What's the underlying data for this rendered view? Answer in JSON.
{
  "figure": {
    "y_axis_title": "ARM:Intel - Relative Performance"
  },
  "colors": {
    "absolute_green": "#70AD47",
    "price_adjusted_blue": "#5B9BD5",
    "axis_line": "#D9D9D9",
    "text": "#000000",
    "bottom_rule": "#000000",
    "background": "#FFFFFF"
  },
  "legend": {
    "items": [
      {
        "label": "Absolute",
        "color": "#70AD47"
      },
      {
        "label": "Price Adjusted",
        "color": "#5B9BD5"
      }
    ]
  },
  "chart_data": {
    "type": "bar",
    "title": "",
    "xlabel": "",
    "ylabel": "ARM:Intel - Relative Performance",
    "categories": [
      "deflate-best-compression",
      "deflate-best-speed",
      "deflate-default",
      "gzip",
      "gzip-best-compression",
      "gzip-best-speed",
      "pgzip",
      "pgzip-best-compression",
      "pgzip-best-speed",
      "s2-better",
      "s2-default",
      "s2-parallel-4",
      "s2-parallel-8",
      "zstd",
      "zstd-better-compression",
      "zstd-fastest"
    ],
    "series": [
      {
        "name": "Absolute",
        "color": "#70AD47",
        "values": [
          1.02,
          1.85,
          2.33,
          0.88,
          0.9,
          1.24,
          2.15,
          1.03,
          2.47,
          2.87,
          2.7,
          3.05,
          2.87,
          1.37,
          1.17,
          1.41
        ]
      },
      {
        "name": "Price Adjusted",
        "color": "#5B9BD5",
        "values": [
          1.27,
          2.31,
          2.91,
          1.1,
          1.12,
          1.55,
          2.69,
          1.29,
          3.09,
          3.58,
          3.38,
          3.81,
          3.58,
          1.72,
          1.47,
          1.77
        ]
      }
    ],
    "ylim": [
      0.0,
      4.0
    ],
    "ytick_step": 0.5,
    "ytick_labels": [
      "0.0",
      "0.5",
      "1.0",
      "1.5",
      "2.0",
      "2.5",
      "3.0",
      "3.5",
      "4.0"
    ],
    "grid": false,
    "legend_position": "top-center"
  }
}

# [Aim]
Write out every entry exactly as given.

# [Response for this exercise]
What's the underlying data for this rendered view? Answer in JSON.
{
  "figure": {
    "y_axis_title": "ARM:Intel - Relative Performance"
  },
  "colors": {
    "absolute_green": "#70AD47",
    "price_adjusted_blue": "#5B9BD5",
    "axis_line": "#D9D9D9",
    "text": "#000000",
    "bottom_rule": "#000000",
    "background": "#FFFFFF"
  },
  "legend": {
    "items": [
      {
        "label": "Absolute",
        "color": "#70AD47"
      },
      {
        "label": "Price Adjusted",
        "color": "#5B9BD5"
      }
    ]
  },
  "chart_data": {
    "type": "bar",
    "title": "",
    "xlabel": "",
    "ylabel": "ARM:Intel - Relative Performance",
    "categories": [
      "deflate-best-compression",
      "deflate-best-speed",
      "deflate-default",
      "gzip",
      "gzip-best-compression",
      "gzip-best-speed",
      "pgzip",
      "pgzip-best-compression",
      "pgzip-best-speed",
      "s2-better",
      "s2-default",
      "s2-parallel-4",
      "s2-parallel-8",
      "zstd",
      "zstd-better-compression",
      "zstd-fastest"
    ],
    "series": [
      {
        "name": "Absolute",
        "color": "#70AD47",
        "values": [
          1.02,
          1.85,
          2.33,
          0.88,
          0.9,
          1.24,
          2.15,
          1.03,
          2.47,
          2.87,
          2.7,
          3.05,
          2.87,
          1.37,
          1.17,
          1.41
        ]
      },
      {
        "name": "Price Adjusted",
        "color": "#5B9BD5",
        "values": [
          1.27,
          2.31,
          2.91,
          1.1,
          1.12,
          1.55,
          2.69,
          1.29,
          3.09,
          3.58,
          3.38,
          3.81,
          3.58,
          1.72,
          1.47,
          1.77
        ]
      }
    ],
    "ylim": [
      0.0,
      4.0
    ],
    "ytick_step": 0.5,
    "ytick_labels": [
      "0.0",
      "0.5",
      "1.0",
      "1.5",
      "2.0",
      "2.5",
      "3.0",
      "3.5",
      "4.0"
    ],
    "grid": false,
    "legend_position": "top-center"
  }
}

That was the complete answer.